> [Exercise materials]:
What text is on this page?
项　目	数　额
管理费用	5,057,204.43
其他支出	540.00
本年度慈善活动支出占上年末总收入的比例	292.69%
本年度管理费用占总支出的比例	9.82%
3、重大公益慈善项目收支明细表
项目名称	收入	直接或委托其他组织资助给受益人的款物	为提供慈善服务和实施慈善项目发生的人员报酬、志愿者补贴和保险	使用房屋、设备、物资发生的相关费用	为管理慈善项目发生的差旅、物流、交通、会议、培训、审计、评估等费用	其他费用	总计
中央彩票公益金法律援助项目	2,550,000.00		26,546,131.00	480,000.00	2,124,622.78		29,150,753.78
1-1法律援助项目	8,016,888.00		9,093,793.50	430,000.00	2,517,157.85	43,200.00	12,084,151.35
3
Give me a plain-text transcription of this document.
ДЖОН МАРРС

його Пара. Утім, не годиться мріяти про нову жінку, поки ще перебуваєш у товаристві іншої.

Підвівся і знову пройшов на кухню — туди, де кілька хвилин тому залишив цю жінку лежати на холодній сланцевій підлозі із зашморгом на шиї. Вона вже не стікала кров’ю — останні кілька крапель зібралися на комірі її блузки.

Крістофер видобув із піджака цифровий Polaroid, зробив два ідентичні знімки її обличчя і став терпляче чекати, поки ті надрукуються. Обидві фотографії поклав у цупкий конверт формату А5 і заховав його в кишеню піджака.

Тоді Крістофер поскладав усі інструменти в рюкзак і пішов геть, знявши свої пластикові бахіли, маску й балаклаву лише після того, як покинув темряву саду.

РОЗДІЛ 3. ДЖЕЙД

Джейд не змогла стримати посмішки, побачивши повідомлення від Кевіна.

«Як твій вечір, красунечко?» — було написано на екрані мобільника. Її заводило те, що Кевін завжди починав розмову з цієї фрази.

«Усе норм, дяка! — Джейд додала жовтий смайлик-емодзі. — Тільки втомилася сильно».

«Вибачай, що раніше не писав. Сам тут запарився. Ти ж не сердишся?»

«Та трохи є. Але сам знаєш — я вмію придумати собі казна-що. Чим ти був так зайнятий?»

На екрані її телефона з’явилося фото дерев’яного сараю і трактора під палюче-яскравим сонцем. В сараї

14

> [Task details]: Each line containing "його" counts once; state the total number of such lines and nothing else.

> [Full output]: 2